- **Data records**:
------

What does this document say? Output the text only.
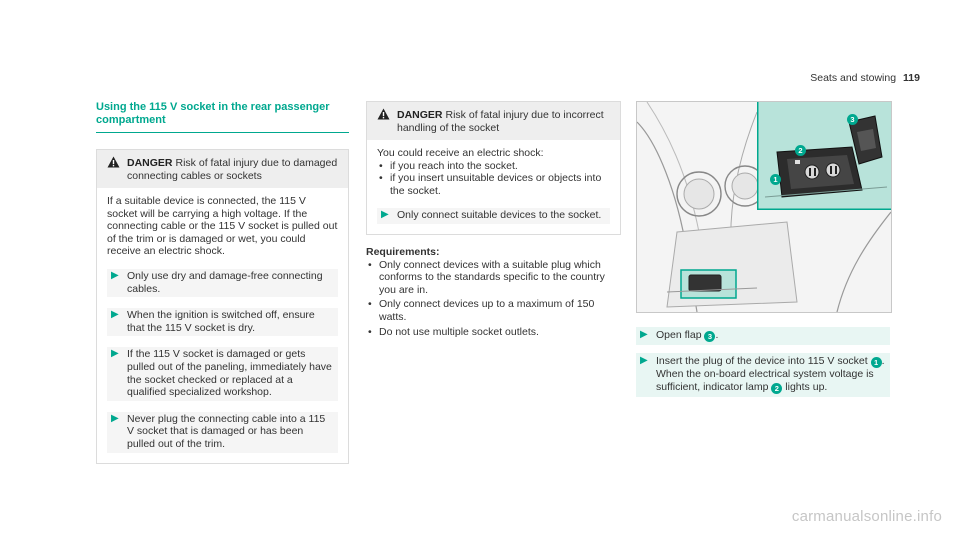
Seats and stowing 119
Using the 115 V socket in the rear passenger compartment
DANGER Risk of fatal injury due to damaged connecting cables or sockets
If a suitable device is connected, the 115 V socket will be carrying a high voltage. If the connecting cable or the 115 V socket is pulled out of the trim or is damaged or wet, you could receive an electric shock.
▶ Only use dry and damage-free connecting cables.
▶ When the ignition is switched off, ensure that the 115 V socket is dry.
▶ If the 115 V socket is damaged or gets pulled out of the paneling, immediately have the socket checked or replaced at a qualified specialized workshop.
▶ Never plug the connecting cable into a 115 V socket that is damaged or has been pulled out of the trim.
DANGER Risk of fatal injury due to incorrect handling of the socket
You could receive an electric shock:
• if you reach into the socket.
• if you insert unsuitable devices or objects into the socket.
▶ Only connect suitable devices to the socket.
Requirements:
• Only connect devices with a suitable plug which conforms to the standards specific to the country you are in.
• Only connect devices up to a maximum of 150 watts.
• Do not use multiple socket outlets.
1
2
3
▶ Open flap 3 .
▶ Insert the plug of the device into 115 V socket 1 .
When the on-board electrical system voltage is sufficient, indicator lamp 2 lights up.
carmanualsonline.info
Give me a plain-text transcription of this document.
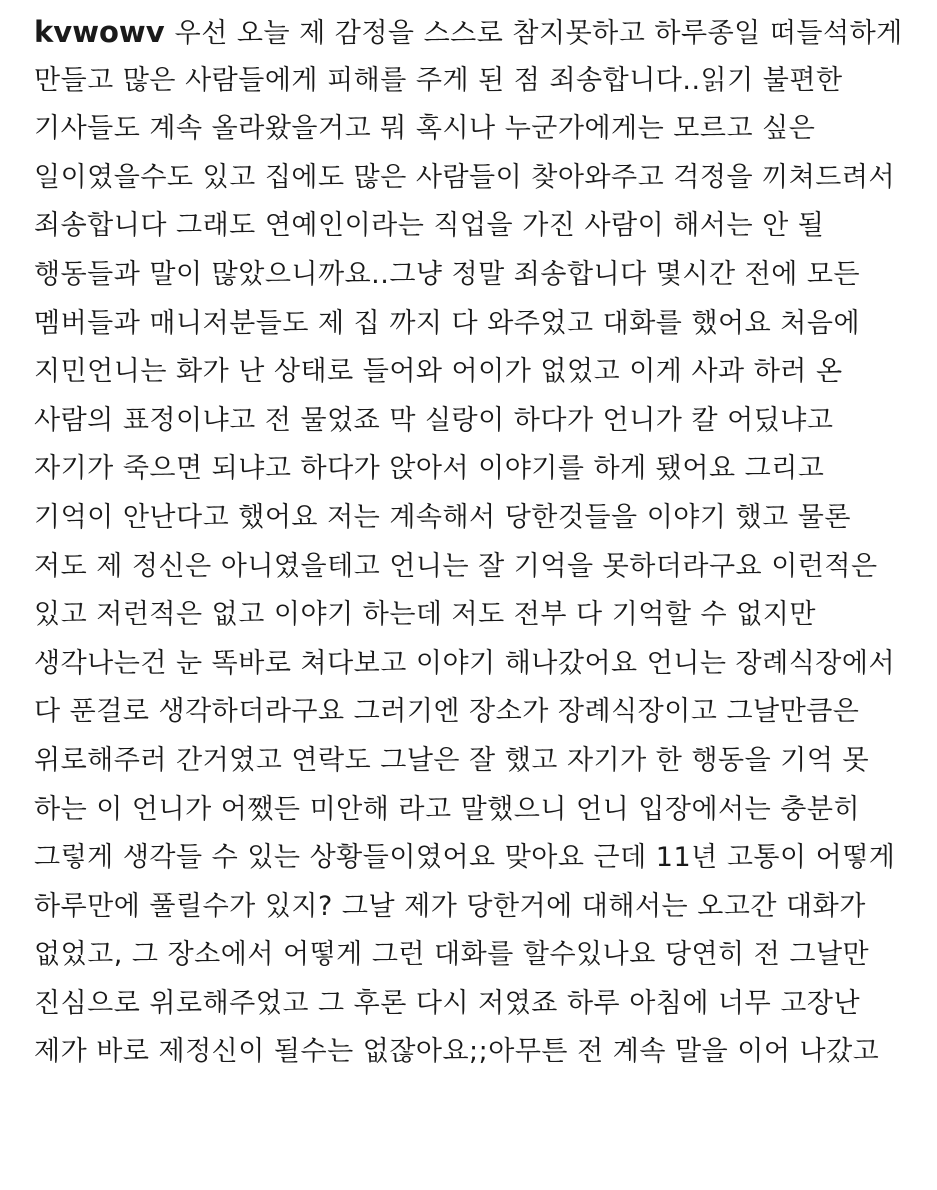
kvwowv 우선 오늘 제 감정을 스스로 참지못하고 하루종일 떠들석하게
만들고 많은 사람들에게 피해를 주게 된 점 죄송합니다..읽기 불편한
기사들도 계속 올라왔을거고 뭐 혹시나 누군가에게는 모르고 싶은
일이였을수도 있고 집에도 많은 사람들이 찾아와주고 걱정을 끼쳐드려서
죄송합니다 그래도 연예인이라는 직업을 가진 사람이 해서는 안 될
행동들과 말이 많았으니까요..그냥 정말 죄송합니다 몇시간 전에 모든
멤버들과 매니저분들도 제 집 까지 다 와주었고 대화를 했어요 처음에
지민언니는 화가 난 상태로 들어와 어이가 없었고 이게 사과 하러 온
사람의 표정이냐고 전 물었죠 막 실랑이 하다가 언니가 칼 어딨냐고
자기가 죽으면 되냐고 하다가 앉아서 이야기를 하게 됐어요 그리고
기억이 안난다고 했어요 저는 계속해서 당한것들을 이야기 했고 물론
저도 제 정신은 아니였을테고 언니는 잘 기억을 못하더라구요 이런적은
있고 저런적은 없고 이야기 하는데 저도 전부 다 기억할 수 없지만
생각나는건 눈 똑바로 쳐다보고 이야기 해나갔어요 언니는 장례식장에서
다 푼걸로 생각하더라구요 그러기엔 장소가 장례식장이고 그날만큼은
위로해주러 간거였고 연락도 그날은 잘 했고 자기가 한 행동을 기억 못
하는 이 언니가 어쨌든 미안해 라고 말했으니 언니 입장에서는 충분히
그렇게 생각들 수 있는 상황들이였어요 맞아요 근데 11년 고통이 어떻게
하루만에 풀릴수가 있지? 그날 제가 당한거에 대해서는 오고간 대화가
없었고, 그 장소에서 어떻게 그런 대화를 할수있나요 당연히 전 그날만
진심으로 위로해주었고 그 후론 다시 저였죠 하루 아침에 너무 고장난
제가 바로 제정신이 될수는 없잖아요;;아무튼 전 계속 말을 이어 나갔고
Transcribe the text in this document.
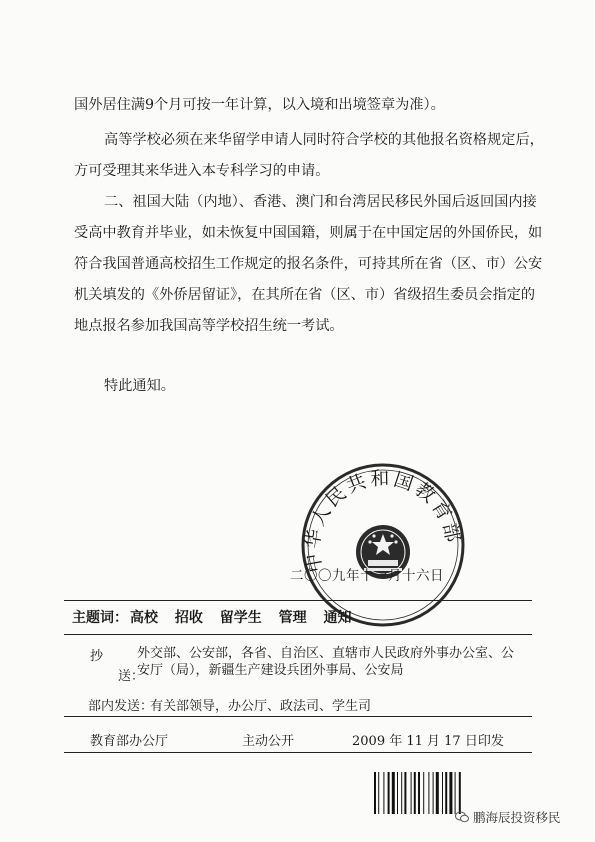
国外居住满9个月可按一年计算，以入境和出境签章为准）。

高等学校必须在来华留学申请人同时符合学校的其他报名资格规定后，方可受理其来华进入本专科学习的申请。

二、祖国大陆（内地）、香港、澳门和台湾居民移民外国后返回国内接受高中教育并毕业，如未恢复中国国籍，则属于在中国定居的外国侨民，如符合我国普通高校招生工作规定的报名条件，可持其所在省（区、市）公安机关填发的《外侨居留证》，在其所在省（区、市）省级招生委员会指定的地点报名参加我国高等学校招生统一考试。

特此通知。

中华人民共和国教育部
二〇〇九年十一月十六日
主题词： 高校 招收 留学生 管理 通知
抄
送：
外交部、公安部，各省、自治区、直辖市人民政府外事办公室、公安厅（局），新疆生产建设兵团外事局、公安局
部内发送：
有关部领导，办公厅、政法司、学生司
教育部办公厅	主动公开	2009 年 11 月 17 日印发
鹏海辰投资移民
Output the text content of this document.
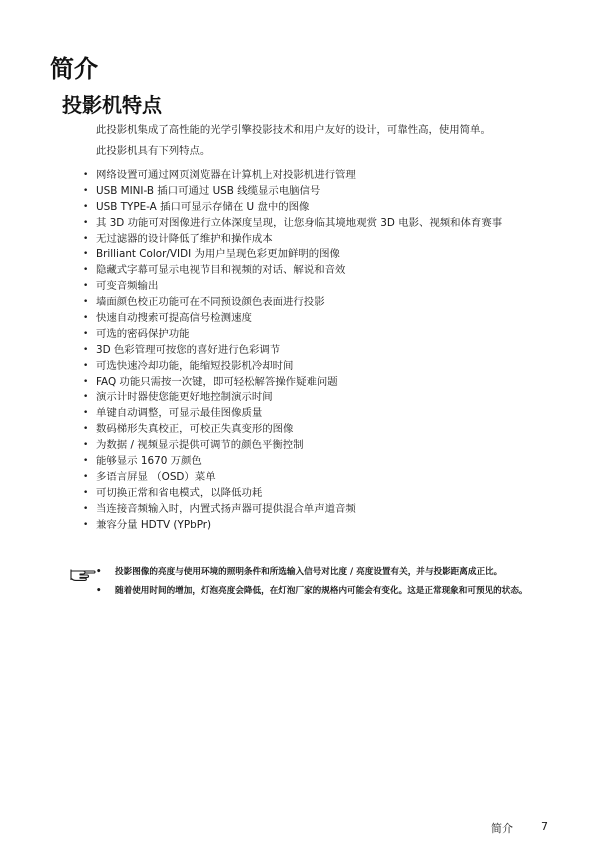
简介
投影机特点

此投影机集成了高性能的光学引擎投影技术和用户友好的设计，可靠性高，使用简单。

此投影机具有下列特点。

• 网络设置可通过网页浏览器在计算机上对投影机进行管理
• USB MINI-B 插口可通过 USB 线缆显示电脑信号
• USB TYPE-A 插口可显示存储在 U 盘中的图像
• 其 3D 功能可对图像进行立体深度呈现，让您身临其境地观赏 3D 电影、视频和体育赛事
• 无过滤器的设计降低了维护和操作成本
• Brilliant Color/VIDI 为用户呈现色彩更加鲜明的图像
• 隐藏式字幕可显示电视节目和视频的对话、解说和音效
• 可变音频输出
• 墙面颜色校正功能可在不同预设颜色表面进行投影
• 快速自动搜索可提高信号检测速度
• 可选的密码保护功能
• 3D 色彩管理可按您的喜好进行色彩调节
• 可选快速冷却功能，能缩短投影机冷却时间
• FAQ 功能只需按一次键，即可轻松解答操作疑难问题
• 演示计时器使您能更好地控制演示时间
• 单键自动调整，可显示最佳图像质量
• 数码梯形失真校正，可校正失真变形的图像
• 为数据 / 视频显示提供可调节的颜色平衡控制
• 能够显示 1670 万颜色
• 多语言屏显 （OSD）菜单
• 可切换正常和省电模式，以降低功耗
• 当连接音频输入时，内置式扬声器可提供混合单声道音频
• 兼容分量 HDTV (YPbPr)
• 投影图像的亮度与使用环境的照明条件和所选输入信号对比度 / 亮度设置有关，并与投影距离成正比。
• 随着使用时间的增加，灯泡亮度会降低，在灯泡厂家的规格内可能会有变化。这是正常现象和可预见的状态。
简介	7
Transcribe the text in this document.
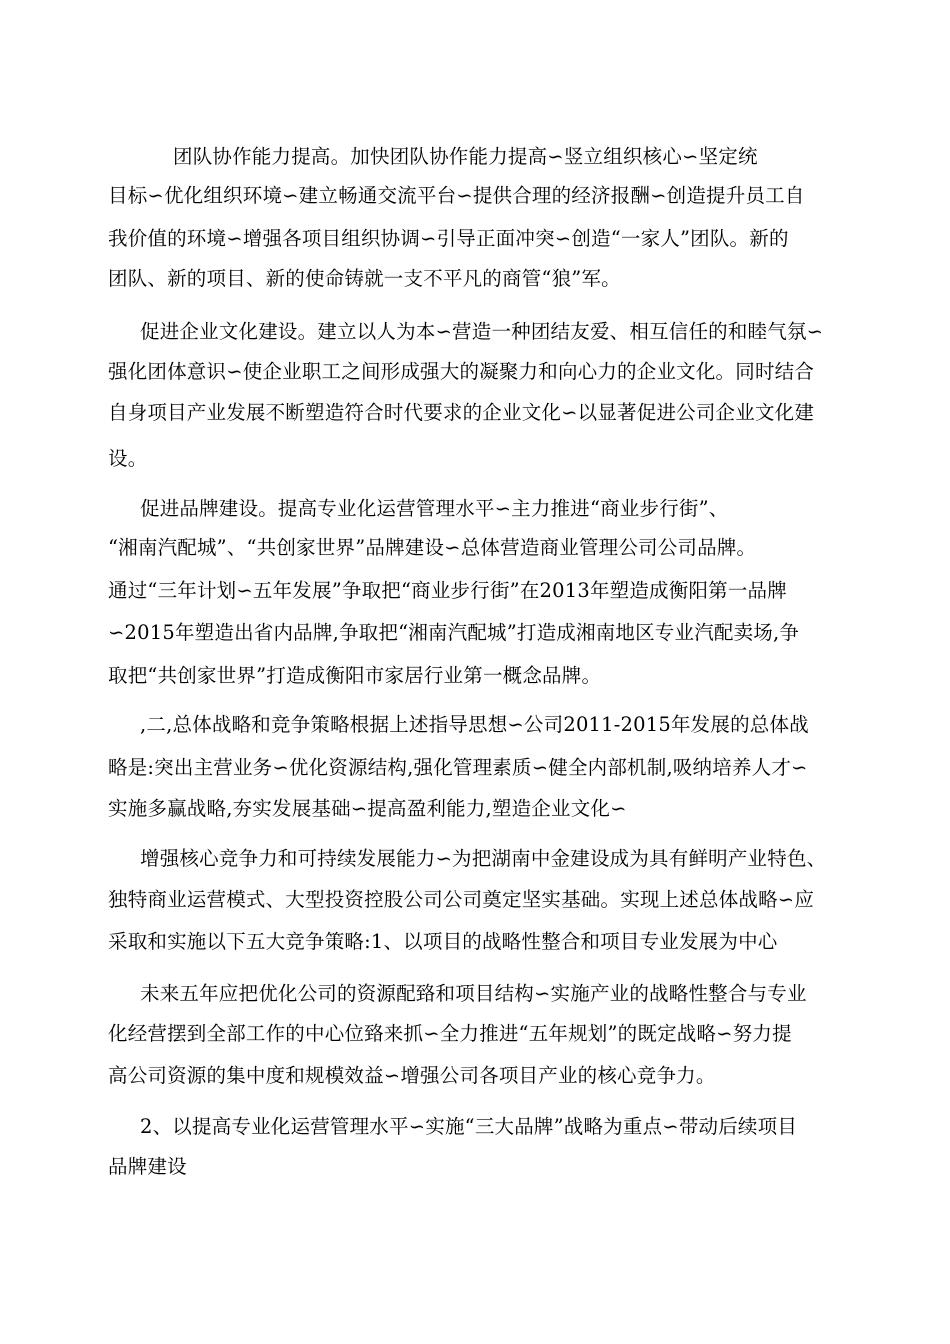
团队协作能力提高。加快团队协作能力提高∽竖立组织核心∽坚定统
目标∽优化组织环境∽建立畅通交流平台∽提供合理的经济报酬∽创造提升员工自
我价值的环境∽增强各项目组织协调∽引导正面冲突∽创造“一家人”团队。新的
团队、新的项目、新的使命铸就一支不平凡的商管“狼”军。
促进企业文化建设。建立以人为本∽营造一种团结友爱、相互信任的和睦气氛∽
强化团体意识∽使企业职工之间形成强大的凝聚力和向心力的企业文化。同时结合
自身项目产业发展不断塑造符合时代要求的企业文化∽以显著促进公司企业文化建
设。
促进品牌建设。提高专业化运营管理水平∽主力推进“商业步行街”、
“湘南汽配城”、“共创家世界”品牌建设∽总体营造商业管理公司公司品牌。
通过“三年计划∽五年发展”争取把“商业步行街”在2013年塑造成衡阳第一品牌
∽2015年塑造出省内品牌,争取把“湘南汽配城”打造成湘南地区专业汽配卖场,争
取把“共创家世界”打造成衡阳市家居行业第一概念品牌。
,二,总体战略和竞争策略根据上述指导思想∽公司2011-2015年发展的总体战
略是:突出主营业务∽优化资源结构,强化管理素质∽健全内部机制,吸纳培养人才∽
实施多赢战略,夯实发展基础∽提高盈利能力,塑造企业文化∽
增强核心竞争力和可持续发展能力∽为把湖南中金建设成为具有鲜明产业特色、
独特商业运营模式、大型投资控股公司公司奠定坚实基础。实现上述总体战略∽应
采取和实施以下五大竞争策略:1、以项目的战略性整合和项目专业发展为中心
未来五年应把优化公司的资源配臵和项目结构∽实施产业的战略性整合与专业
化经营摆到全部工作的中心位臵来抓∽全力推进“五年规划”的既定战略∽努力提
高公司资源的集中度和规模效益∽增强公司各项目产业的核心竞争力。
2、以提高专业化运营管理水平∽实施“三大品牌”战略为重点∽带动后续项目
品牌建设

------

- **Written exercise**: Restate the data above word for word. Do not include the images.

- **Solution to this problem**:
What does this document say? Output the text only.
Seats and stowing 119
Using the 115 V socket in the rear passenger compartment
DANGER Risk of fatal injury due to damaged connecting cables or sockets
If a suitable device is connected, the 115 V socket will be carrying a high voltage. If the connecting cable or the 115 V socket is pulled out of the trim or is damaged or wet, you could receive an electric shock.
▶ Only use dry and damage-free connecting cables.
▶ When the ignition is switched off, ensure that the 115 V socket is dry.
▶ If the 115 V socket is damaged or gets pulled out of the paneling, immediately have the socket checked or replaced at a qualified specialized workshop.
▶ Never plug the connecting cable into a 115 V socket that is damaged or has been pulled out of the trim.
DANGER Risk of fatal injury due to incorrect handling of the socket
You could receive an electric shock:
• if you reach into the socket.
• if you insert unsuitable devices or objects into the socket.
▶ Only connect suitable devices to the socket.
Requirements:
• Only connect devices with a suitable plug which conforms to the standards specific to the country you are in.
• Only connect devices up to a maximum of 150 watts.
• Do not use multiple socket outlets.
1
2
3
▶ Open flap 3 .
▶ Insert the plug of the device into 115 V socket 1 .
When the on-board electrical system voltage is sufficient, indicator lamp 2 lights up.
carmanualsonline.info
Give me a plain-text transcription of this document.
kvwowv 우선 오늘 제 감정을 스스로 참지못하고 하루종일 떠들석하게
만들고 많은 사람들에게 피해를 주게 된 점 죄송합니다..읽기 불편한
기사들도 계속 올라왔을거고 뭐 혹시나 누군가에게는 모르고 싶은
일이였을수도 있고 집에도 많은 사람들이 찾아와주고 걱정을 끼쳐드려서
죄송합니다 그래도 연예인이라는 직업을 가진 사람이 해서는 안 될
행동들과 말이 많았으니까요..그냥 정말 죄송합니다 몇시간 전에 모든
멤버들과 매니저분들도 제 집 까지 다 와주었고 대화를 했어요 처음에
지민언니는 화가 난 상태로 들어와 어이가 없었고 이게 사과 하러 온
사람의 표정이냐고 전 물었죠 막 실랑이 하다가 언니가 칼 어딨냐고
자기가 죽으면 되냐고 하다가 앉아서 이야기를 하게 됐어요 그리고
기억이 안난다고 했어요 저는 계속해서 당한것들을 이야기 했고 물론
저도 제 정신은 아니였을테고 언니는 잘 기억을 못하더라구요 이런적은
있고 저런적은 없고 이야기 하는데 저도 전부 다 기억할 수 없지만
생각나는건 눈 똑바로 쳐다보고 이야기 해나갔어요 언니는 장례식장에서
다 푼걸로 생각하더라구요 그러기엔 장소가 장례식장이고 그날만큼은
위로해주러 간거였고 연락도 그날은 잘 했고 자기가 한 행동을 기억 못
하는 이 언니가 어쨌든 미안해 라고 말했으니 언니 입장에서는 충분히
그렇게 생각들 수 있는 상황들이였어요 맞아요 근데 11년 고통이 어떻게
하루만에 풀릴수가 있지? 그날 제가 당한거에 대해서는 오고간 대화가
없었고, 그 장소에서 어떻게 그런 대화를 할수있나요 당연히 전 그날만
진심으로 위로해주었고 그 후론 다시 저였죠 하루 아침에 너무 고장난
제가 바로 제정신이 될수는 없잖아요;;아무튼 전 계속 말을 이어 나갔고
Transcribe the text in this document.
国外居住满9个月可按一年计算，以入境和出境签章为准）。

高等学校必须在来华留学申请人同时符合学校的其他报名资格规定后，方可受理其来华进入本专科学习的申请。

二、祖国大陆（内地）、香港、澳门和台湾居民移民外国后返回国内接受高中教育并毕业，如未恢复中国国籍，则属于在中国定居的外国侨民，如符合我国普通高校招生工作规定的报名条件，可持其所在省（区、市）公安机关填发的《外侨居留证》，在其所在省（区、市）省级招生委员会指定的地点报名参加我国高等学校招生统一考试。

特此通知。

中华人民共和国教育部
二〇〇九年十一月十六日
主题词： 高校 招收 留学生 管理 通知
抄
送：
外交部、公安部，各省、自治区、直辖市人民政府外事办公室、公安厅（局），新疆生产建设兵团外事局、公安局
部内发送：
有关部领导，办公厅、政法司、学生司
教育部办公厅	主动公开	2009 年 11 月 17 日印发
鹏海辰投资移民
Output the text content of this document.
简介
投影机特点

此投影机集成了高性能的光学引擎投影技术和用户友好的设计，可靠性高，使用简单。

此投影机具有下列特点。

• 网络设置可通过网页浏览器在计算机上对投影机进行管理
• USB MINI-B 插口可通过 USB 线缆显示电脑信号
• USB TYPE-A 插口可显示存储在 U 盘中的图像
• 其 3D 功能可对图像进行立体深度呈现，让您身临其境地观赏 3D 电影、视频和体育赛事
• 无过滤器的设计降低了维护和操作成本
• Brilliant Color/VIDI 为用户呈现色彩更加鲜明的图像
• 隐藏式字幕可显示电视节目和视频的对话、解说和音效
• 可变音频输出
• 墙面颜色校正功能可在不同预设颜色表面进行投影
• 快速自动搜索可提高信号检测速度
• 可选的密码保护功能
• 3D 色彩管理可按您的喜好进行色彩调节
• 可选快速冷却功能，能缩短投影机冷却时间
• FAQ 功能只需按一次键，即可轻松解答操作疑难问题
• 演示计时器使您能更好地控制演示时间
• 单键自动调整，可显示最佳图像质量
• 数码梯形失真校正，可校正失真变形的图像
• 为数据 / 视频显示提供可调节的颜色平衡控制
• 能够显示 1670 万颜色
• 多语言屏显 （OSD）菜单
• 可切换正常和省电模式，以降低功耗
• 当连接音频输入时，内置式扬声器可提供混合单声道音频
• 兼容分量 HDTV (YPbPr)
• 投影图像的亮度与使用环境的照明条件和所选输入信号对比度 / 亮度设置有关，并与投影距离成正比。
• 随着使用时间的增加，灯泡亮度会降低，在灯泡厂家的规格内可能会有变化。这是正常现象和可预见的状态。
简介	7
Transcribe the text in this document.
团队协作能力提高。加快团队协作能力提高∽竖立组织核心∽坚定统
目标∽优化组织环境∽建立畅通交流平台∽提供合理的经济报酬∽创造提升员工自
我价值的环境∽增强各项目组织协调∽引导正面冲突∽创造“一家人”团队。新的
团队、新的项目、新的使命铸就一支不平凡的商管“狼”军。
促进企业文化建设。建立以人为本∽营造一种团结友爱、相互信任的和睦气氛∽
强化团体意识∽使企业职工之间形成强大的凝聚力和向心力的企业文化。同时结合
自身项目产业发展不断塑造符合时代要求的企业文化∽以显著促进公司企业文化建
设。
促进品牌建设。提高专业化运营管理水平∽主力推进“商业步行街”、
“湘南汽配城”、“共创家世界”品牌建设∽总体营造商业管理公司公司品牌。
通过“三年计划∽五年发展”争取把“商业步行街”在2013年塑造成衡阳第一品牌
∽2015年塑造出省内品牌,争取把“湘南汽配城”打造成湘南地区专业汽配卖场,争
取把“共创家世界”打造成衡阳市家居行业第一概念品牌。
,二,总体战略和竞争策略根据上述指导思想∽公司2011-2015年发展的总体战
略是:突出主营业务∽优化资源结构,强化管理素质∽健全内部机制,吸纳培养人才∽
实施多赢战略,夯实发展基础∽提高盈利能力,塑造企业文化∽
增强核心竞争力和可持续发展能力∽为把湖南中金建设成为具有鲜明产业特色、
独特商业运营模式、大型投资控股公司公司奠定坚实基础。实现上述总体战略∽应
采取和实施以下五大竞争策略:1、以项目的战略性整合和项目专业发展为中心
未来五年应把优化公司的资源配臵和项目结构∽实施产业的战略性整合与专业
化经营摆到全部工作的中心位臵来抓∽全力推进“五年规划”的既定战略∽努力提
高公司资源的集中度和规模效益∽增强公司各项目产业的核心竞争力。
2、以提高专业化运营管理水平∽实施“三大品牌”战略为重点∽带动后续项目
品牌建设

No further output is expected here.